* _What you should do_
Reproduce the listing below without any change.

##### Rows

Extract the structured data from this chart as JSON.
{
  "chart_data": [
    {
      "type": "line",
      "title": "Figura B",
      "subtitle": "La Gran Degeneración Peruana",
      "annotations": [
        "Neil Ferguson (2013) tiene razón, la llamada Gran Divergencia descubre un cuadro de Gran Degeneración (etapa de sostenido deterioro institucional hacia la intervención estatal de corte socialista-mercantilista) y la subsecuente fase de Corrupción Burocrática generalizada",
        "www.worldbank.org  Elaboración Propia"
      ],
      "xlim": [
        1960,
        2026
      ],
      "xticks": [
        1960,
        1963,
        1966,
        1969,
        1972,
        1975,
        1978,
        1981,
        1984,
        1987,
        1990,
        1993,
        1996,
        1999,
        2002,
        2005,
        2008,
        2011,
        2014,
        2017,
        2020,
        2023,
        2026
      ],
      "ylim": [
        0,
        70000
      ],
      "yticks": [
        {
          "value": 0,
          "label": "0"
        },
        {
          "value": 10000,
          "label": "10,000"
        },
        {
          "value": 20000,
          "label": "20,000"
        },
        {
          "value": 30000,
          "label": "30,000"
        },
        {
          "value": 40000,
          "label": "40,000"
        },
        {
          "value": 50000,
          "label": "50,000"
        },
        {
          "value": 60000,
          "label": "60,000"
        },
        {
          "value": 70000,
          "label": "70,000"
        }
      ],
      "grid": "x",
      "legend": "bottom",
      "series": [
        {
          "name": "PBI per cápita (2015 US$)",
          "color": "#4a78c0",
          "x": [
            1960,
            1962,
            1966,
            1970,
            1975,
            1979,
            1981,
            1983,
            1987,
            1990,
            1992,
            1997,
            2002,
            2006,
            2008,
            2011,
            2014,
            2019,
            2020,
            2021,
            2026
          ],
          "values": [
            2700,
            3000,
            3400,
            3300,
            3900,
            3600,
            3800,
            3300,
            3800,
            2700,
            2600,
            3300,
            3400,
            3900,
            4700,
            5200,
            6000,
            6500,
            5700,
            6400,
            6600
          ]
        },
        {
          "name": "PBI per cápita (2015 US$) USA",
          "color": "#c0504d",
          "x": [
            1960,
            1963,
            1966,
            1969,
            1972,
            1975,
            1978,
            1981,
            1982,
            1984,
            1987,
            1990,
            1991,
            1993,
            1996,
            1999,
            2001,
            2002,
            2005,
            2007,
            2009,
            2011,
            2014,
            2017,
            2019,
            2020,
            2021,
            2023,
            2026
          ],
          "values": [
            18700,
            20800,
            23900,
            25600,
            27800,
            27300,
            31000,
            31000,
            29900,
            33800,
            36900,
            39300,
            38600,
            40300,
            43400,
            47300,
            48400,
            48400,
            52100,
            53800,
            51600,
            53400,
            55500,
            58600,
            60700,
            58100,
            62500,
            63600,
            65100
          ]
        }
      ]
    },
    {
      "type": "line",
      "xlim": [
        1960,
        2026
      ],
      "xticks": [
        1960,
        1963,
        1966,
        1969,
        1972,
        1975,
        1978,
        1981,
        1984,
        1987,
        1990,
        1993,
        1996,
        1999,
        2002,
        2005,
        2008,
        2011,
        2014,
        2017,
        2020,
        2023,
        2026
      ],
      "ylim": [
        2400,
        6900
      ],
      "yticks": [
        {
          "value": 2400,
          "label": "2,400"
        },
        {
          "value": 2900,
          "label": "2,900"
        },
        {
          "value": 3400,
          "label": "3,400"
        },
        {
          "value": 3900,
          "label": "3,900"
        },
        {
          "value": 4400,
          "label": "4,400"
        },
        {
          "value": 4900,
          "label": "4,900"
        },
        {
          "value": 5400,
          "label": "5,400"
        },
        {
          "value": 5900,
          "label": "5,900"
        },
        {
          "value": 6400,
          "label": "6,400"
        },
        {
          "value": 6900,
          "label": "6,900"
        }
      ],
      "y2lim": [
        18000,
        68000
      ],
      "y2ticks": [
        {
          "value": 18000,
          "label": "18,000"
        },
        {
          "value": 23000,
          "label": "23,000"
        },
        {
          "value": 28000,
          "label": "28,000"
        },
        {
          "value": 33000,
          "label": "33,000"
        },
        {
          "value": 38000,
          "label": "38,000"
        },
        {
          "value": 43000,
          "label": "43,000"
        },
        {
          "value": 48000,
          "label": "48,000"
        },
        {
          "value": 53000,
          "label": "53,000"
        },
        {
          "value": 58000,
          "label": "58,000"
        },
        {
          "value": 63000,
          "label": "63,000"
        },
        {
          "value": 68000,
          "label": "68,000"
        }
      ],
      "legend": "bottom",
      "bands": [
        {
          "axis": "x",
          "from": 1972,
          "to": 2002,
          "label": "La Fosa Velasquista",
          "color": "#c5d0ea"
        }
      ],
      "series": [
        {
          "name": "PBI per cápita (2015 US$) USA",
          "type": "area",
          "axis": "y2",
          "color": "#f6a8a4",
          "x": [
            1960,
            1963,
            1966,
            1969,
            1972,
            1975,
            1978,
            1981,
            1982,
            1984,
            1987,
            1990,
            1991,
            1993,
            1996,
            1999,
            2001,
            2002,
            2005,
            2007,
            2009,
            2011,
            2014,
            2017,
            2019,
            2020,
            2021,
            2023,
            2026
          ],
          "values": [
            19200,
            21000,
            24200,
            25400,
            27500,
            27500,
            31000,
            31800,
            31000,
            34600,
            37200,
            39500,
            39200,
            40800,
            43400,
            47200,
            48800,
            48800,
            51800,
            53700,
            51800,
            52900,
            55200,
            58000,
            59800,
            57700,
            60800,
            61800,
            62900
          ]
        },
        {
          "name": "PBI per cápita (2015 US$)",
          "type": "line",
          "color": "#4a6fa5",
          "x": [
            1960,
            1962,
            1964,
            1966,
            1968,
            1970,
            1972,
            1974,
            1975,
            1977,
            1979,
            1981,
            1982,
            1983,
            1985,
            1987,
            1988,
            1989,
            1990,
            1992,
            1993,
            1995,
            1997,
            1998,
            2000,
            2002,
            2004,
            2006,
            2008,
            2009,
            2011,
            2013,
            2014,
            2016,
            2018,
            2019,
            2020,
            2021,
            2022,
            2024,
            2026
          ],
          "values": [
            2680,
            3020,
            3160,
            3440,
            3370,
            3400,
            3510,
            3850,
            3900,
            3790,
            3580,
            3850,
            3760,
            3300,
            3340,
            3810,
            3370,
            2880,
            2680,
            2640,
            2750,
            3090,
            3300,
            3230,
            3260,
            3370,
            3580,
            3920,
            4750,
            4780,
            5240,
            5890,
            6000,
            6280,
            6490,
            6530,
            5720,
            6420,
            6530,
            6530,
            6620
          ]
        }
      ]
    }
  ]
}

##########

* _Answer below_
Extract the structured data from this chart as JSON.
{
  "chart_data": [
    {
      "type": "line",
      "title": "Figura B",
      "subtitle": "La Gran Degeneración Peruana",
      "annotations": [
        "Neil Ferguson (2013) tiene razón, la llamada Gran Divergencia descubre un cuadro de Gran Degeneración (etapa de sostenido deterioro institucional hacia la intervención estatal de corte socialista-mercantilista) y la subsecuente fase de Corrupción Burocrática generalizada",
        "www.worldbank.org  Elaboración Propia"
      ],
      "xlim": [
        1960,
        2026
      ],
      "xticks": [
        1960,
        1963,
        1966,
        1969,
        1972,
        1975,
        1978,
        1981,
        1984,
        1987,
        1990,
        1993,
        1996,
        1999,
        2002,
        2005,
        2008,
        2011,
        2014,
        2017,
        2020,
        2023,
        2026
      ],
      "ylim": [
        0,
        70000
      ],
      "yticks": [
        {
          "value": 0,
          "label": "0"
        },
        {
          "value": 10000,
          "label": "10,000"
        },
        {
          "value": 20000,
          "label": "20,000"
        },
        {
          "value": 30000,
          "label": "30,000"
        },
        {
          "value": 40000,
          "label": "40,000"
        },
        {
          "value": 50000,
          "label": "50,000"
        },
        {
          "value": 60000,
          "label": "60,000"
        },
        {
          "value": 70000,
          "label": "70,000"
        }
      ],
      "grid": "x",
      "legend": "bottom",
      "series": [
        {
          "name": "PBI per cápita (2015 US$)",
          "color": "#4a78c0",
          "x": [
            1960,
            1962,
            1966,
            1970,
            1975,
            1979,
            1981,
            1983,
            1987,
            1990,
            1992,
            1997,
            2002,
            2006,
            2008,
            2011,
            2014,
            2019,
            2020,
            2021,
            2026
          ],
          "values": [
            2700,
            3000,
            3400,
            3300,
            3900,
            3600,
            3800,
            3300,
            3800,
            2700,
            2600,
            3300,
            3400,
            3900,
            4700,
            5200,
            6000,
            6500,
            5700,
            6400,
            6600
          ]
        },
        {
          "name": "PBI per cápita (2015 US$) USA",
          "color": "#c0504d",
          "x": [
            1960,
            1963,
            1966,
            1969,
            1972,
            1975,
            1978,
            1981,
            1982,
            1984,
            1987,
            1990,
            1991,
            1993,
            1996,
            1999,
            2001,
            2002,
            2005,
            2007,
            2009,
            2011,
            2014,
            2017,
            2019,
            2020,
            2021,
            2023,
            2026
          ],
          "values": [
            18700,
            20800,
            23900,
            25600,
            27800,
            27300,
            31000,
            31000,
            29900,
            33800,
            36900,
            39300,
            38600,
            40300,
            43400,
            47300,
            48400,
            48400,
            52100,
            53800,
            51600,
            53400,
            55500,
            58600,
            60700,
            58100,
            62500,
            63600,
            65100
          ]
        }
      ]
    },
    {
      "type": "line",
      "xlim": [
        1960,
        2026
      ],
      "xticks": [
        1960,
        1963,
        1966,
        1969,
        1972,
        1975,
        1978,
        1981,
        1984,
        1987,
        1990,
        1993,
        1996,
        1999,
        2002,
        2005,
        2008,
        2011,
        2014,
        2017,
        2020,
        2023,
        2026
      ],
      "ylim": [
        2400,
        6900
      ],
      "yticks": [
        {
          "value": 2400,
          "label": "2,400"
        },
        {
          "value": 2900,
          "label": "2,900"
        },
        {
          "value": 3400,
          "label": "3,400"
        },
        {
          "value": 3900,
          "label": "3,900"
        },
        {
          "value": 4400,
          "label": "4,400"
        },
        {
          "value": 4900,
          "label": "4,900"
        },
        {
          "value": 5400,
          "label": "5,400"
        },
        {
          "value": 5900,
          "label": "5,900"
        },
        {
          "value": 6400,
          "label": "6,400"
        },
        {
          "value": 6900,
          "label": "6,900"
        }
      ],
      "y2lim": [
        18000,
        68000
      ],
      "y2ticks": [
        {
          "value": 18000,
          "label": "18,000"
        },
        {
          "value": 23000,
          "label": "23,000"
        },
        {
          "value": 28000,
          "label": "28,000"
        },
        {
          "value": 33000,
          "label": "33,000"
        },
        {
          "value": 38000,
          "label": "38,000"
        },
        {
          "value": 43000,
          "label": "43,000"
        },
        {
          "value": 48000,
          "label": "48,000"
        },
        {
          "value": 53000,
          "label": "53,000"
        },
        {
          "value": 58000,
          "label": "58,000"
        },
        {
          "value": 63000,
          "label": "63,000"
        },
        {
          "value": 68000,
          "label": "68,000"
        }
      ],
      "legend": "bottom",
      "bands": [
        {
          "axis": "x",
          "from": 1972,
          "to": 2002,
          "label": "La Fosa Velasquista",
          "color": "#c5d0ea"
        }
      ],
      "series": [
        {
          "name": "PBI per cápita (2015 US$) USA",
          "type": "area",
          "axis": "y2",
          "color": "#f6a8a4",
          "x": [
            1960,
            1963,
            1966,
            1969,
            1972,
            1975,
            1978,
            1981,
            1982,
            1984,
            1987,
            1990,
            1991,
            1993,
            1996,
            1999,
            2001,
            2002,
            2005,
            2007,
            2009,
            2011,
            2014,
            2017,
            2019,
            2020,
            2021,
            2023,
            2026
          ],
          "values": [
            19200,
            21000,
            24200,
            25400,
            27500,
            27500,
            31000,
            31800,
            31000,
            34600,
            37200,
            39500,
            39200,
            40800,
            43400,
            47200,
            48800,
            48800,
            51800,
            53700,
            51800,
            52900,
            55200,
            58000,
            59800,
            57700,
            60800,
            61800,
            62900
          ]
        },
        {
          "name": "PBI per cápita (2015 US$)",
          "type": "line",
          "color": "#4a6fa5",
          "x": [
            1960,
            1962,
            1964,
            1966,
            1968,
            1970,
            1972,
            1974,
            1975,
            1977,
            1979,
            1981,
            1982,
            1983,
            1985,
            1987,
            1988,
            1989,
            1990,
            1992,
            1993,
            1995,
            1997,
            1998,
            2000,
            2002,
            2004,
            2006,
            2008,
            2009,
            2011,
            2013,
            2014,
            2016,
            2018,
            2019,
            2020,
            2021,
            2022,
            2024,
            2026
          ],
          "values": [
            2680,
            3020,
            3160,
            3440,
            3370,
            3400,
            3510,
            3850,
            3900,
            3790,
            3580,
            3850,
            3760,
            3300,
            3340,
            3810,
            3370,
            2880,
            2680,
            2640,
            2750,
            3090,
            3300,
            3230,
            3260,
            3370,
            3580,
            3920,
            4750,
            4780,
            5240,
            5890,
            6000,
            6280,
            6490,
            6530,
            5720,
            6420,
            6530,
            6530,
            6620
          ]
        }
      ]
    }
  ]
}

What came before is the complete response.